-------- Document passage

Sergio Romero
Sergio Romero

Reputation: 6597

Unit testing a time delta

I have the following method that I would like to unit test:

public void Upload(string identifier, Stream data)
{
    var startTime = SystemTime.Now;

    innerDataIntegrationInterface.Upload(identifier, data);

    var endTime = SystemTime.Now;

    TimeSpan totalUploadTime = endTime.Subtract(startTime);
    float transferRate = data.Length / (float)(totalUploadTime.Seconds + totalUploadTime.Milliseconds);

    m_log.Info(string.Format("Total uploading time for '{0}' was {1:00}.{2:000000} milliseconds transfered at {3} bytes/sec", identifier, totalUploadTime.Seconds, totalUploadTime.Milliseconds, transferRate));
}

Basically I am already injecting the SystemTime object so I can set it up in my test but I can't figure out what to do so that the startTime and endTime variables get different values so I can assert that the m_log.Info method gets called with the correct values for the totalUploadTime and transferRate variables.

Any ideas would be appreciated.

Upvotes: 1

Views: 1231

Answers (4)

Jeff Sternal
Jeff Sternal

Reputation: 48583

One way to handle this is to extract the complicated part of your code (the portion you really want to test) into another class or method and test that.

In this case, that would involve extracting the logic to calculate the transfer rate into a separate method that takes two time parameters and the amount transferred.

(aka, "Gather, Then Use" from Mock-Eliminating Patterns.)

Upvotes: 1

Paul
Paul

Reputation: 1875

If innerDataIntegrationInterface.Upload is a part of mocked interface you can mock the Upload method like:

var mock = new Mock<innerDataIntegrationInterface>();
mock.Setup(m => m.Upload(identifier, data)).Callback<object>(
    c =>
         {
          //increment SystemTime.Now
          //or call
          //Thread.Sleep(1); to sleep for microsecond
         });

The above is in c# using Moq

Upvotes: 1

Jon Skeet
Jon Skeet

Reputation: 1500465

The idea of a clock - something can get the current time - is effectively a service you're depending on. If you depend on it explicitly via some interface (IClock) like you would any other service. You can then create a "production" implementation which delegates to System.DateTime.UtcNow or System.DateTime.Now and a fake implementation or a mock for testing.

Personally in my experience it's worth having a fake that you can set, advance etc rather than using a mock framework for this particular scenario - it's a technique I've seen and used myself quite a bit (which is why Noda Time supports it with the IClock interface and a StubClock implementation).

Upvotes: 4

skaz
skaz

Reputation: 22580

Can you make your Mock SystemTime object increment it's value in the Now Getter? That would make them different.

----------------
-------- Extracted material

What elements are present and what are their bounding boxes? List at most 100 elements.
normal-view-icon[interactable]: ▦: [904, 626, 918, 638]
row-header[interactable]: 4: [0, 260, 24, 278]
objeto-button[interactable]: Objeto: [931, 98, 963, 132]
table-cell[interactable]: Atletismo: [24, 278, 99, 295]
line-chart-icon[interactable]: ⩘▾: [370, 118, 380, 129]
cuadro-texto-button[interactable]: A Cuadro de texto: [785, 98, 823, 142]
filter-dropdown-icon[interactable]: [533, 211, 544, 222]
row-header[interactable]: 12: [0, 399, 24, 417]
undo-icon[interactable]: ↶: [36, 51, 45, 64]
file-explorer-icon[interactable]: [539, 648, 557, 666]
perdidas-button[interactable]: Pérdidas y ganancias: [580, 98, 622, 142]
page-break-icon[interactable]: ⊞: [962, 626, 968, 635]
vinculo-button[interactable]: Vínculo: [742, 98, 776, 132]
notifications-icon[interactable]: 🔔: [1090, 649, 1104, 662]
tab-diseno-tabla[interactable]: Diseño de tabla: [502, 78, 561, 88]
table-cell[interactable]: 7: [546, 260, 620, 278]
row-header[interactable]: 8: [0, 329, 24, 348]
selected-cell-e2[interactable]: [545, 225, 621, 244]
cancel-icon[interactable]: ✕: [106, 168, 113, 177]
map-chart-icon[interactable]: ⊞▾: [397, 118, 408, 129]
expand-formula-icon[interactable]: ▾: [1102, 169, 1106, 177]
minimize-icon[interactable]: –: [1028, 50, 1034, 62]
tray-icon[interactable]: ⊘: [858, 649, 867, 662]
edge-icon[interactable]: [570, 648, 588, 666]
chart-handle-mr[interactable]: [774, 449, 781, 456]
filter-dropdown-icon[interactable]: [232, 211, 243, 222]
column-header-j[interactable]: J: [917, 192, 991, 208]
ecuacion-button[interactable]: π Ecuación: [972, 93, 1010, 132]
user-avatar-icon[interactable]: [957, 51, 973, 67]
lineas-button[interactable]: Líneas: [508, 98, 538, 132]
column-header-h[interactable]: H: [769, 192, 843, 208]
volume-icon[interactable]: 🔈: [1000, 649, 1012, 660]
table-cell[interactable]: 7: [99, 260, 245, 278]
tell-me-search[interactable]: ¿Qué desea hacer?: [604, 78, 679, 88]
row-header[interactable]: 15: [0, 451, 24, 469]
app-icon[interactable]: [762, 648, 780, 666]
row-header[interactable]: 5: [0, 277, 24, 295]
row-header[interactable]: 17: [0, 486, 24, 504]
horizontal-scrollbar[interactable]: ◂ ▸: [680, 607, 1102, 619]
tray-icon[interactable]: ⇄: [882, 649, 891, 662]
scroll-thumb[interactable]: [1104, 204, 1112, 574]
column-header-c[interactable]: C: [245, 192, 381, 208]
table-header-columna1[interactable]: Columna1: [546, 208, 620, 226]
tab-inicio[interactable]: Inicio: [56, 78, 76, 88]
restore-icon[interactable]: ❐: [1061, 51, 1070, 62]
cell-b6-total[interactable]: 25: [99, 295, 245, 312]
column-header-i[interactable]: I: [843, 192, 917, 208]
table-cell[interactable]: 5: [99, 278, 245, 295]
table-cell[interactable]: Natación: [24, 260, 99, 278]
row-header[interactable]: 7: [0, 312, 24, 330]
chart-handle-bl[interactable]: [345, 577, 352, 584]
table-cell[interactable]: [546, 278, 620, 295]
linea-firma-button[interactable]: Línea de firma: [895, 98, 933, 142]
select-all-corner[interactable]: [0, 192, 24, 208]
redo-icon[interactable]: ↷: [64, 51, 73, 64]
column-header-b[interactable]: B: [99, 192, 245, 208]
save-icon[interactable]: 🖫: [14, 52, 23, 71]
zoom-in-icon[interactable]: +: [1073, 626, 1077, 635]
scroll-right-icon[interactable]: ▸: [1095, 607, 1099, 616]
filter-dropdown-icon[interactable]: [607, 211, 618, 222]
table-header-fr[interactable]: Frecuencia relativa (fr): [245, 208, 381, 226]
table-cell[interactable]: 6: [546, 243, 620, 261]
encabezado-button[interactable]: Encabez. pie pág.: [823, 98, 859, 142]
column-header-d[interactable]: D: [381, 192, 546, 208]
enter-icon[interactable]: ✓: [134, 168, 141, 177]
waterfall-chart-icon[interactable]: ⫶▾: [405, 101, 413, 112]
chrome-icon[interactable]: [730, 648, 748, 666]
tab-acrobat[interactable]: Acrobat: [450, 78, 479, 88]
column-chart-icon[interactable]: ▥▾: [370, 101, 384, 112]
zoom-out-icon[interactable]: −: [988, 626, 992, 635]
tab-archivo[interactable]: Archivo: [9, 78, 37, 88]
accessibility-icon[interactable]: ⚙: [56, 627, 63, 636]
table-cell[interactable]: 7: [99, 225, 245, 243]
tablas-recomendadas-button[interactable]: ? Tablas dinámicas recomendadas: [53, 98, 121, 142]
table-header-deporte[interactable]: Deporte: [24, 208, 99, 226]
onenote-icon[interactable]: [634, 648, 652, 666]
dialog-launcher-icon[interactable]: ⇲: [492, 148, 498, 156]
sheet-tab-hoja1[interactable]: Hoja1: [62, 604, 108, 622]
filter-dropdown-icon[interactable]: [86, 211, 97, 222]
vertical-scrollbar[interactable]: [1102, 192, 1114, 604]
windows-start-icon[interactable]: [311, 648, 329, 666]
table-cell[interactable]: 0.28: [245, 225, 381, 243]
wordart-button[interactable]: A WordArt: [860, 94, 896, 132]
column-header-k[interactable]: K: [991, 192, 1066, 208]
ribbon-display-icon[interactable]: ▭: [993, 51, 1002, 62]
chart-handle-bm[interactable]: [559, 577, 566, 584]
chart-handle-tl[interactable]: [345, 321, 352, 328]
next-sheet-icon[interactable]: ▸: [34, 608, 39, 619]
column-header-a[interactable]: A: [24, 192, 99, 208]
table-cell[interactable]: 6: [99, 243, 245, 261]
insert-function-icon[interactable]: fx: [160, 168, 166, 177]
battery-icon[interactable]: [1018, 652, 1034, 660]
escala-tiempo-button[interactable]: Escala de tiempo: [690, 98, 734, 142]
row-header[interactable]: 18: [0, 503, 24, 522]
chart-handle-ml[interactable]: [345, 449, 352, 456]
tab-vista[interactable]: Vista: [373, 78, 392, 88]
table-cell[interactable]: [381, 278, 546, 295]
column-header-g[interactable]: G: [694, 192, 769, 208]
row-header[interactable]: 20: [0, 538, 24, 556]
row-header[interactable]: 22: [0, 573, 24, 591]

----------------

Tasks for this exercise:
(a) On the unit-testing time delta page, which Noda Time interface and implementation support a settable fake clock?
(b) From the unit-testing time delta page, copy the part that opens with the words containing "In this case, that" and closes with "from Mock-Eliminating Patterns.)".

Results:
(a) The IClock interface and a StubClock implementation.

(b)
In this case, that would involve extracting the logic to calculate the transfer rate into a separate method that takes two time parameters and the amount transferred.

(aka, "Gather, Then Use" from Mock-Eliminating Patterns.)